Task brief: Locate every line in the records below that holds the word "Transformation" and return each one.

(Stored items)
────

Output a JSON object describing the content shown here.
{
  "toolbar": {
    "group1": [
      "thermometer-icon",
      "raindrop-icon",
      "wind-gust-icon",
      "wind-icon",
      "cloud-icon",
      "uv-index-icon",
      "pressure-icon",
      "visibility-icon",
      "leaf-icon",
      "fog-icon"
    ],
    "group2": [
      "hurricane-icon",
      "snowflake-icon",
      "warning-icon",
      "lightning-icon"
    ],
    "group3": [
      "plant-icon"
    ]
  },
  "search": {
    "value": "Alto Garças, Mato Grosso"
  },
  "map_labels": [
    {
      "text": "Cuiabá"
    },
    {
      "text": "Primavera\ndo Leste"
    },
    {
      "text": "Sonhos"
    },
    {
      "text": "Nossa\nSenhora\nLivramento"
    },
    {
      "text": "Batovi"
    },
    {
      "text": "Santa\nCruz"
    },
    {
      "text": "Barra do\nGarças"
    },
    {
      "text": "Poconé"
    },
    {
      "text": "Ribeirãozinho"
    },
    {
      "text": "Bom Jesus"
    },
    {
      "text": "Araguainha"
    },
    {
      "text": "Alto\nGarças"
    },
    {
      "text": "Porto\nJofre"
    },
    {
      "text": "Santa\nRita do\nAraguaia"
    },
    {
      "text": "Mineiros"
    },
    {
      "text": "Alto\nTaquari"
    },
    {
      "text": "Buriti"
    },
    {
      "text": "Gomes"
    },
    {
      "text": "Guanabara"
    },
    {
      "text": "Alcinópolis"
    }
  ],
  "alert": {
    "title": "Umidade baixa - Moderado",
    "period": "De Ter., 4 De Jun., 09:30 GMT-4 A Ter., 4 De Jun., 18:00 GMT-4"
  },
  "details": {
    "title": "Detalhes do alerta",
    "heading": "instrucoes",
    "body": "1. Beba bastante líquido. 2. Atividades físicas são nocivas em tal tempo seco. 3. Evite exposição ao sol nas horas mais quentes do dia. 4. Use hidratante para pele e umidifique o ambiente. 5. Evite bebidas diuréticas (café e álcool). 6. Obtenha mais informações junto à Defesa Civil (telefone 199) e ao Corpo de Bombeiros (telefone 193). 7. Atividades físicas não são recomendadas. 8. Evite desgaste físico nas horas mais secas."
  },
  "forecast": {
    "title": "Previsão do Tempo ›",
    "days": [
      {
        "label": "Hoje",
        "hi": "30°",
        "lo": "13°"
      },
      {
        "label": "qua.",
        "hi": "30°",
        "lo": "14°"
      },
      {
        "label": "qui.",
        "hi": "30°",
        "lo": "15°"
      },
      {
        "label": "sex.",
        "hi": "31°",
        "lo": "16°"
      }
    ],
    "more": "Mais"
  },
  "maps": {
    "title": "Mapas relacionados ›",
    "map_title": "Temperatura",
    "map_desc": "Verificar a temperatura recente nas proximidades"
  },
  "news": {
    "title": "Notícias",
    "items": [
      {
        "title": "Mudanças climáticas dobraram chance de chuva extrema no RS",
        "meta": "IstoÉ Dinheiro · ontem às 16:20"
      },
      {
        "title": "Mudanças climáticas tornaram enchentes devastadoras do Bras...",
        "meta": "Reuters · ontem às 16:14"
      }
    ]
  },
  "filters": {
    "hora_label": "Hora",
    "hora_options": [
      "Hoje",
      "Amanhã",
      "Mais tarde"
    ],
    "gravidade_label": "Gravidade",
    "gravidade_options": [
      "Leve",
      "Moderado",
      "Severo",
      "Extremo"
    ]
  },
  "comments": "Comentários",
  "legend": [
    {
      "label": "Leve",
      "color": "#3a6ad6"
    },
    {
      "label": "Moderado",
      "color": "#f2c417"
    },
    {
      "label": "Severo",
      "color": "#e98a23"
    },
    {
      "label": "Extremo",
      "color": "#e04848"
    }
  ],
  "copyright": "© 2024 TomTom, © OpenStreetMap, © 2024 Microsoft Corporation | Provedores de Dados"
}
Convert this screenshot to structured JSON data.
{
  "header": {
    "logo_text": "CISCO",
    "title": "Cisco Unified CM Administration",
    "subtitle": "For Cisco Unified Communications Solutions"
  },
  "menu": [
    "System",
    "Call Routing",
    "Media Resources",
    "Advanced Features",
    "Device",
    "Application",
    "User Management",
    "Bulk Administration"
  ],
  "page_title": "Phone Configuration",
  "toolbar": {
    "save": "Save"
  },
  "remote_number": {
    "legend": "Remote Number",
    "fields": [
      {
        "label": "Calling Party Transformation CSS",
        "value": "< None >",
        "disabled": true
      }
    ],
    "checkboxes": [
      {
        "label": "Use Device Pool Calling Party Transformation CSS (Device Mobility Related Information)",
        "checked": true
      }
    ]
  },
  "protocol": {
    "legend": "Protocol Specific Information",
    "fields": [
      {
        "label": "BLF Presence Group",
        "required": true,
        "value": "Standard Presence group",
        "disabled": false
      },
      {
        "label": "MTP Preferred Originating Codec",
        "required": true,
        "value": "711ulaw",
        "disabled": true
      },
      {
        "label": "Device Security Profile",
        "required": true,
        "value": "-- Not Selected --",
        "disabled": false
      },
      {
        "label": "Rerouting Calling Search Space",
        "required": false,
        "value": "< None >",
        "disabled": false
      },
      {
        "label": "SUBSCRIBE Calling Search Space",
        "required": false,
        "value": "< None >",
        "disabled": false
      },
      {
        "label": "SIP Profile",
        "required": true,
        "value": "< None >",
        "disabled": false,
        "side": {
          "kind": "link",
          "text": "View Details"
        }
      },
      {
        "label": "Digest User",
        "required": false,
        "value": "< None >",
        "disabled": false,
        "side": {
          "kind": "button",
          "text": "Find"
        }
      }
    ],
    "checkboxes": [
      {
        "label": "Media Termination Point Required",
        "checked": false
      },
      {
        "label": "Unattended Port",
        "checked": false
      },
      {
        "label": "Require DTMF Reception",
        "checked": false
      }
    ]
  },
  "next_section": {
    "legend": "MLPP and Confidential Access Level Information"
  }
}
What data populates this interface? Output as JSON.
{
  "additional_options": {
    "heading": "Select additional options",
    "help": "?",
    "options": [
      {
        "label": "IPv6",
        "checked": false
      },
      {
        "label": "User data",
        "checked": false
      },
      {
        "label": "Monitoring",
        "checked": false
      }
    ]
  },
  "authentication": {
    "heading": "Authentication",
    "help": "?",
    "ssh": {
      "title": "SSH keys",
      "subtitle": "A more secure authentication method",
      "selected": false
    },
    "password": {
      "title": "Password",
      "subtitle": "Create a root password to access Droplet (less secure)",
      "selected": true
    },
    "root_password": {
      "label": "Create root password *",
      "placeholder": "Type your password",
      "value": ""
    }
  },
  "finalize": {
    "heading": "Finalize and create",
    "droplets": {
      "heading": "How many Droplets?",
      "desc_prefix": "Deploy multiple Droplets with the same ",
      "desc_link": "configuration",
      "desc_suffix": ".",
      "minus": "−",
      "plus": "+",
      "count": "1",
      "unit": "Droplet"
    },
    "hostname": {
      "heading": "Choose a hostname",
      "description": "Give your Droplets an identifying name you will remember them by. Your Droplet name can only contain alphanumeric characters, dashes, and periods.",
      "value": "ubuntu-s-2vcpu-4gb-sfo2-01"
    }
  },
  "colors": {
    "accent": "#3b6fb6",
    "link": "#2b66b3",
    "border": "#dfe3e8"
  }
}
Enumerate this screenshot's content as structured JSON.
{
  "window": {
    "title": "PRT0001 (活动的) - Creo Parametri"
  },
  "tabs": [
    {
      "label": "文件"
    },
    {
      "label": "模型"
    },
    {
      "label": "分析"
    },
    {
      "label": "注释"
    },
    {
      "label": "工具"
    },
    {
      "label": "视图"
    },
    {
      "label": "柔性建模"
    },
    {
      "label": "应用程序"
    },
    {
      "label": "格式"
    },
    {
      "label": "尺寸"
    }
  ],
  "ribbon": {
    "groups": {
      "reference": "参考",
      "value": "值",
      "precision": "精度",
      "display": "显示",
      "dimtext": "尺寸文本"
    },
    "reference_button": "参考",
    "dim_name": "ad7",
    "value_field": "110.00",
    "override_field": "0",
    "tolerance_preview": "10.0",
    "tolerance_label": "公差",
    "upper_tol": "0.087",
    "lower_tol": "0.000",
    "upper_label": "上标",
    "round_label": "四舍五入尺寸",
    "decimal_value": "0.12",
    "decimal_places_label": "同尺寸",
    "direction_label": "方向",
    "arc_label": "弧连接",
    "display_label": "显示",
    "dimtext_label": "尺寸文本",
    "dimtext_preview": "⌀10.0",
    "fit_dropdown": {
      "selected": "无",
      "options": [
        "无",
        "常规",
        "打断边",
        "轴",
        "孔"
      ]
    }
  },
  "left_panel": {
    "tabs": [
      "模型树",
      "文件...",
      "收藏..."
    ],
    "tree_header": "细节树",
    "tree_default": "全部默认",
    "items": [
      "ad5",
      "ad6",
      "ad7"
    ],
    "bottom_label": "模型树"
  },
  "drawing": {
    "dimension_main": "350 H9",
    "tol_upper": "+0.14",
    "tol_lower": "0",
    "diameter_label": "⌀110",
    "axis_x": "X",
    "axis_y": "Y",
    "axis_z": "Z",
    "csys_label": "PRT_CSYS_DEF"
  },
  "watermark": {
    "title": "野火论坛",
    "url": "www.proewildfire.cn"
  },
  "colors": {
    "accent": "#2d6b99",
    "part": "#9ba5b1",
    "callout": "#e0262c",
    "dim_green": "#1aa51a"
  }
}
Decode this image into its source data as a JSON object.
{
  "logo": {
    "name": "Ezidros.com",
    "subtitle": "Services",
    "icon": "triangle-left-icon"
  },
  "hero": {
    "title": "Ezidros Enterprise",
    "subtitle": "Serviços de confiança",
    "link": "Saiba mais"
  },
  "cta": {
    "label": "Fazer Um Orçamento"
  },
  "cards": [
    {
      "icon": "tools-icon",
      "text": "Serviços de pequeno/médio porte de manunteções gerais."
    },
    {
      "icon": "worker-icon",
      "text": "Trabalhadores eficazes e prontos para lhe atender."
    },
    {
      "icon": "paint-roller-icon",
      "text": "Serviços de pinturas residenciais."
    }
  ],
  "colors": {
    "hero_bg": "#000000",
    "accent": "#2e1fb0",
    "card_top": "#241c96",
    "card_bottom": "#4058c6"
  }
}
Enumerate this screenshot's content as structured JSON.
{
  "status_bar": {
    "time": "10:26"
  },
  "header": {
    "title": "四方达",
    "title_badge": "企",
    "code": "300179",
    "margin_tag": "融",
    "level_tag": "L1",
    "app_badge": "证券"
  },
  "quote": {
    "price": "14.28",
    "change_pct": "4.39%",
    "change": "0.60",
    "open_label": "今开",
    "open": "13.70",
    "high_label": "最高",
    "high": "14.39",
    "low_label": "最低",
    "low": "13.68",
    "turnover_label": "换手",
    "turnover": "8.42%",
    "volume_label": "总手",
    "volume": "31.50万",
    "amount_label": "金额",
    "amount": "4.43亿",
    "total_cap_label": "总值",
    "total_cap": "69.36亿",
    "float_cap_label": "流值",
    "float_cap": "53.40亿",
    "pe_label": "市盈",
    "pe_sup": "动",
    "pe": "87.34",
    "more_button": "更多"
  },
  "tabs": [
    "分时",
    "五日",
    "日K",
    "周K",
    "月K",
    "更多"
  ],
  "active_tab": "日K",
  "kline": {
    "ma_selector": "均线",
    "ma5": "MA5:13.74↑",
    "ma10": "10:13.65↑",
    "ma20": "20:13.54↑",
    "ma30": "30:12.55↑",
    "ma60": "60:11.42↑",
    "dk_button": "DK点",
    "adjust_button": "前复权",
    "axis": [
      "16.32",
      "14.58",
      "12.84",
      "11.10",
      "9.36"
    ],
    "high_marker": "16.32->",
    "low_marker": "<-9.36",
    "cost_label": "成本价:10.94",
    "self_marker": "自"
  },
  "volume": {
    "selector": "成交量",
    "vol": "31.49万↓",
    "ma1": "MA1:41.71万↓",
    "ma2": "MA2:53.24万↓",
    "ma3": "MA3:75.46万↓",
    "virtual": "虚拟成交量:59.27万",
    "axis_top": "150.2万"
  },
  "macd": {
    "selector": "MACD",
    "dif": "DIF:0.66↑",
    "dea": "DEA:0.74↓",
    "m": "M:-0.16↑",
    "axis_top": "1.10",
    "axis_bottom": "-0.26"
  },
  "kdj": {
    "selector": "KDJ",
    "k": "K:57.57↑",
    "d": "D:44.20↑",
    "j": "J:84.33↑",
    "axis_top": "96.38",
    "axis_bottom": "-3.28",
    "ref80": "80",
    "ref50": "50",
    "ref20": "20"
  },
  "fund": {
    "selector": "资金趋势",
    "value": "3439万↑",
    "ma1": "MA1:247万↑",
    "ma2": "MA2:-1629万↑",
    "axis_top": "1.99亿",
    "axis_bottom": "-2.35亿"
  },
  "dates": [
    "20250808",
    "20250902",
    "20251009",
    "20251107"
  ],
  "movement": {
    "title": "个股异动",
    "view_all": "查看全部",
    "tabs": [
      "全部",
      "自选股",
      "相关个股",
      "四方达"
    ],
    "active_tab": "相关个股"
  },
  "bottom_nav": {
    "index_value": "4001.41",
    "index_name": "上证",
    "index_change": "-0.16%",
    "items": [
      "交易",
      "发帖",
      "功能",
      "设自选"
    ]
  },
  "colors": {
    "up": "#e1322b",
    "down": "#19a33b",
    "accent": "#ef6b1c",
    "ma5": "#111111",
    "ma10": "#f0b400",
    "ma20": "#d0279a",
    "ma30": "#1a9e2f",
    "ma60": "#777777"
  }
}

────

Completed task:
        "label": "Calling Party Transformation CSS",
        "label": "Use Device Pool Calling Party Transformation CSS (Device Mobility Related Information)",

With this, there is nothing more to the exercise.